— START GIVEN RECORDS —
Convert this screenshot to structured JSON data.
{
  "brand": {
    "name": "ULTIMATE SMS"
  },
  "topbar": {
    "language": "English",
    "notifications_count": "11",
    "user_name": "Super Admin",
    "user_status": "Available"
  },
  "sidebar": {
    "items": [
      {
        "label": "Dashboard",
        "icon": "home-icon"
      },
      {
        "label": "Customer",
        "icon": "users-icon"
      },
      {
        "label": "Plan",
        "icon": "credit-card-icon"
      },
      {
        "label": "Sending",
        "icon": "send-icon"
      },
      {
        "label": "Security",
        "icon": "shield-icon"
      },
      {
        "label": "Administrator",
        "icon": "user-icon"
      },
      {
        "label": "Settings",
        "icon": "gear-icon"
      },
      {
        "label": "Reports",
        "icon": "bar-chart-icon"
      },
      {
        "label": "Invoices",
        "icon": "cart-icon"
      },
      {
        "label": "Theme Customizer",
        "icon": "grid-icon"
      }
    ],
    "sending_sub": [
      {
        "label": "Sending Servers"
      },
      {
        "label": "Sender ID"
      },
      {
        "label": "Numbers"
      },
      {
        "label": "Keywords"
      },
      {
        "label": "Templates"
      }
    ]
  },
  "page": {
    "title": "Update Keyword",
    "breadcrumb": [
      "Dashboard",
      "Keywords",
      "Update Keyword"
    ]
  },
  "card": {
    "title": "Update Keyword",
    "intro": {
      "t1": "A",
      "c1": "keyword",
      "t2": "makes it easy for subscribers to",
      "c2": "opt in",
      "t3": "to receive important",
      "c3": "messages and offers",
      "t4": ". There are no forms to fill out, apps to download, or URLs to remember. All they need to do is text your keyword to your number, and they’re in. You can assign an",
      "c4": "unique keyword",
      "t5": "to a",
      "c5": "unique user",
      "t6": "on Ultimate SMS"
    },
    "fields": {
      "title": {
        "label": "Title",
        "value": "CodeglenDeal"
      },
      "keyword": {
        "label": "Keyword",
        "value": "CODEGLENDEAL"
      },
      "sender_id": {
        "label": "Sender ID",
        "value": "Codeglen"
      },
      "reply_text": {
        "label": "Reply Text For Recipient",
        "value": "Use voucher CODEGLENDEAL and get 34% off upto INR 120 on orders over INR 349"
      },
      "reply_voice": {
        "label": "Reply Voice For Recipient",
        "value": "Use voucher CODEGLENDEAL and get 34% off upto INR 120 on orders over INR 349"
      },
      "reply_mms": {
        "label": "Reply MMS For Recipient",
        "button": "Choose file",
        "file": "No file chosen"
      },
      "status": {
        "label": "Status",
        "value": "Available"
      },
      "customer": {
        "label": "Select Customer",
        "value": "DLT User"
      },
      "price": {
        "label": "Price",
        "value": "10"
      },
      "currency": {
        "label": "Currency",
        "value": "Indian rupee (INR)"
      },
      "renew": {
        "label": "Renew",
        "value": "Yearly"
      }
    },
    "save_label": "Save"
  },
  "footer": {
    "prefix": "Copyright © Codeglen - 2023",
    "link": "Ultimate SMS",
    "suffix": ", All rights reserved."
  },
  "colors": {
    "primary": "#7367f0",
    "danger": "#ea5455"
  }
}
— END GIVEN RECORDS —
### TASK PROMPT
Above are some records. Print them all exactly.

### OUTPUT
Convert this screenshot to structured JSON data.
{
  "brand": {
    "name": "ULTIMATE SMS"
  },
  "topbar": {
    "language": "English",
    "notifications_count": "11",
    "user_name": "Super Admin",
    "user_status": "Available"
  },
  "sidebar": {
    "items": [
      {
        "label": "Dashboard",
        "icon": "home-icon"
      },
      {
        "label": "Customer",
        "icon": "users-icon"
      },
      {
        "label": "Plan",
        "icon": "credit-card-icon"
      },
      {
        "label": "Sending",
        "icon": "send-icon"
      },
      {
        "label": "Security",
        "icon": "shield-icon"
      },
      {
        "label": "Administrator",
        "icon": "user-icon"
      },
      {
        "label": "Settings",
        "icon": "gear-icon"
      },
      {
        "label": "Reports",
        "icon": "bar-chart-icon"
      },
      {
        "label": "Invoices",
        "icon": "cart-icon"
      },
      {
        "label": "Theme Customizer",
        "icon": "grid-icon"
      }
    ],
    "sending_sub": [
      {
        "label": "Sending Servers"
      },
      {
        "label": "Sender ID"
      },
      {
        "label": "Numbers"
      },
      {
        "label": "Keywords"
      },
      {
        "label": "Templates"
      }
    ]
  },
  "page": {
    "title": "Update Keyword",
    "breadcrumb": [
      "Dashboard",
      "Keywords",
      "Update Keyword"
    ]
  },
  "card": {
    "title": "Update Keyword",
    "intro": {
      "t1": "A",
      "c1": "keyword",
      "t2": "makes it easy for subscribers to",
      "c2": "opt in",
      "t3": "to receive important",
      "c3": "messages and offers",
      "t4": ". There are no forms to fill out, apps to download, or URLs to remember. All they need to do is text your keyword to your number, and they’re in. You can assign an",
      "c4": "unique keyword",
      "t5": "to a",
      "c5": "unique user",
      "t6": "on Ultimate SMS"
    },
    "fields": {
      "title": {
        "label": "Title",
        "value": "CodeglenDeal"
      },
      "keyword": {
        "label": "Keyword",
        "value": "CODEGLENDEAL"
      },
      "sender_id": {
        "label": "Sender ID",
        "value": "Codeglen"
      },
      "reply_text": {
        "label": "Reply Text For Recipient",
        "value": "Use voucher CODEGLENDEAL and get 34% off upto INR 120 on orders over INR 349"
      },
      "reply_voice": {
        "label": "Reply Voice For Recipient",
        "value": "Use voucher CODEGLENDEAL and get 34% off upto INR 120 on orders over INR 349"
      },
      "reply_mms": {
        "label": "Reply MMS For Recipient",
        "button": "Choose file",
        "file": "No file chosen"
      },
      "status": {
        "label": "Status",
        "value": "Available"
      },
      "customer": {
        "label": "Select Customer",
        "value": "DLT User"
      },
      "price": {
        "label": "Price",
        "value": "10"
      },
      "currency": {
        "label": "Currency",
        "value": "Indian rupee (INR)"
      },
      "renew": {
        "label": "Renew",
        "value": "Yearly"
      }
    },
    "save_label": "Save"
  },
  "footer": {
    "prefix": "Copyright © Codeglen - 2023",
    "link": "Ultimate SMS",
    "suffix": ", All rights reserved."
  },
  "colors": {
    "primary": "#7367f0",
    "danger": "#ea5455"
  }
}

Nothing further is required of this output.